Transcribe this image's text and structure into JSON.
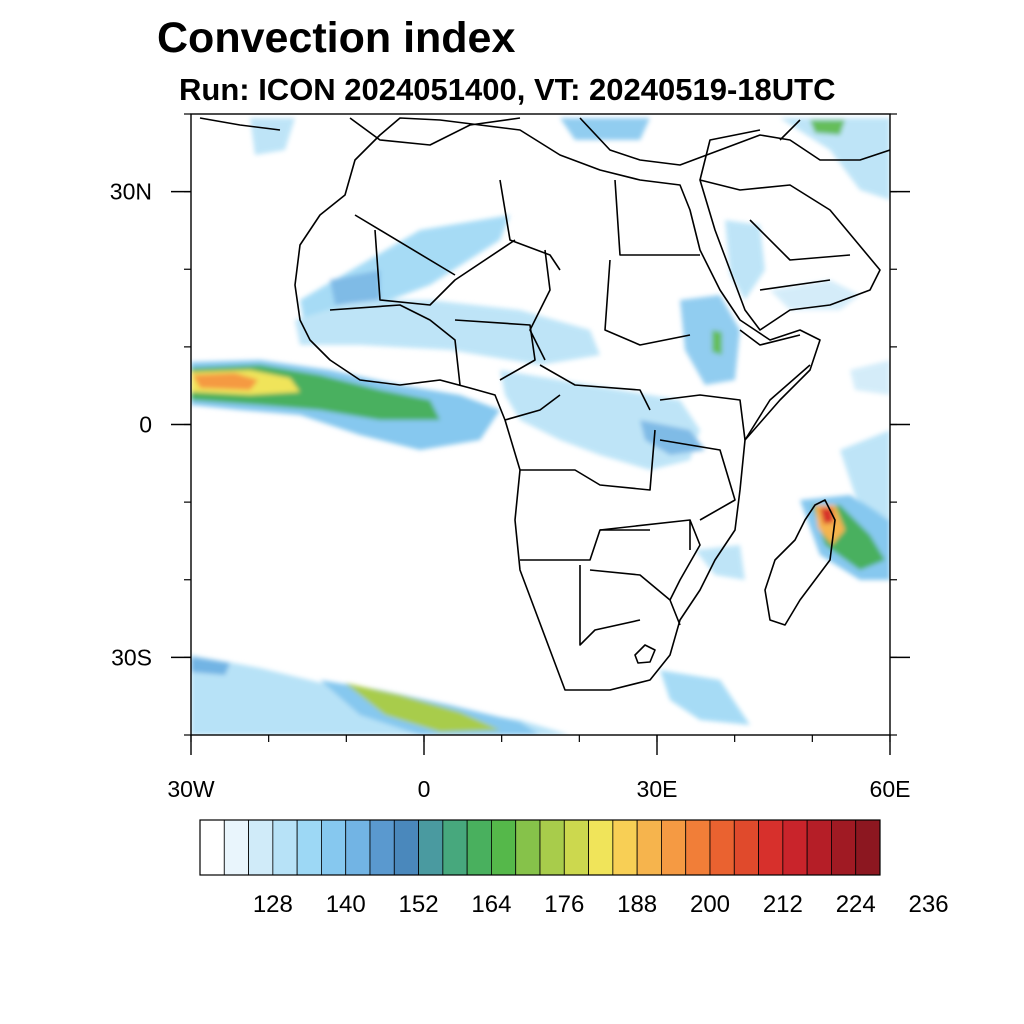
{
  "title": "Convection index",
  "subtitle": "Run: ICON 2024051400,  VT: 20240519-18UTC",
  "map": {
    "lon_range": [
      -30,
      60
    ],
    "lat_range": [
      -40,
      40
    ],
    "lon_ticks": [
      {
        "value": -30,
        "label": "30W"
      },
      {
        "value": 0,
        "label": "0"
      },
      {
        "value": 30,
        "label": "30E"
      },
      {
        "value": 60,
        "label": "60E"
      }
    ],
    "lat_ticks": [
      {
        "value": 30,
        "label": "30N"
      },
      {
        "value": 0,
        "label": "0"
      },
      {
        "value": -30,
        "label": "30S"
      }
    ],
    "minor_lon_step": 10,
    "minor_lat_step": 10
  },
  "colorbar": {
    "colors": [
      "#ffffff",
      "#e9f5fc",
      "#d0ebf9",
      "#b7e2f7",
      "#9dd8f5",
      "#86c8ef",
      "#72b4e4",
      "#5a99cf",
      "#4a88bc",
      "#4a9aa0",
      "#47a87d",
      "#49b05e",
      "#55b84a",
      "#86c24a",
      "#a8cc4b",
      "#ccd84e",
      "#f0e45a",
      "#f8cf55",
      "#f6b44d",
      "#f59a43",
      "#f17e38",
      "#ea6230",
      "#e04a2c",
      "#d7302c",
      "#c9242b",
      "#b51e27",
      "#a01a23",
      "#8c1720"
    ],
    "labels": [
      "128",
      "140",
      "152",
      "164",
      "176",
      "188",
      "200",
      "212",
      "224",
      "236"
    ]
  }
}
========================================
▸ Prompt:
Print each record exactly as it stands, leaving the images out.

▸ Result of the exercise:
Transcribe this image's text and structure into JSON.
{
  "title": "Convection index",
  "subtitle": "Run: ICON 2024051400,  VT: 20240519-18UTC",
  "map": {
    "lon_range": [
      -30,
      60
    ],
    "lat_range": [
      -40,
      40
    ],
    "lon_ticks": [
      {
        "value": -30,
        "label": "30W"
      },
      {
        "value": 0,
        "label": "0"
      },
      {
        "value": 30,
        "label": "30E"
      },
      {
        "value": 60,
        "label": "60E"
      }
    ],
    "lat_ticks": [
      {
        "value": 30,
        "label": "30N"
      },
      {
        "value": 0,
        "label": "0"
      },
      {
        "value": -30,
        "label": "30S"
      }
    ],
    "minor_lon_step": 10,
    "minor_lat_step": 10
  },
  "colorbar": {
    "colors": [
      "#ffffff",
      "#e9f5fc",
      "#d0ebf9",
      "#b7e2f7",
      "#9dd8f5",
      "#86c8ef",
      "#72b4e4",
      "#5a99cf",
      "#4a88bc",
      "#4a9aa0",
      "#47a87d",
      "#49b05e",
      "#55b84a",
      "#86c24a",
      "#a8cc4b",
      "#ccd84e",
      "#f0e45a",
      "#f8cf55",
      "#f6b44d",
      "#f59a43",
      "#f17e38",
      "#ea6230",
      "#e04a2c",
      "#d7302c",
      "#c9242b",
      "#b51e27",
      "#a01a23",
      "#8c1720"
    ],
    "labels": [
      "128",
      "140",
      "152",
      "164",
      "176",
      "188",
      "200",
      "212",
      "224",
      "236"
    ]
  }
}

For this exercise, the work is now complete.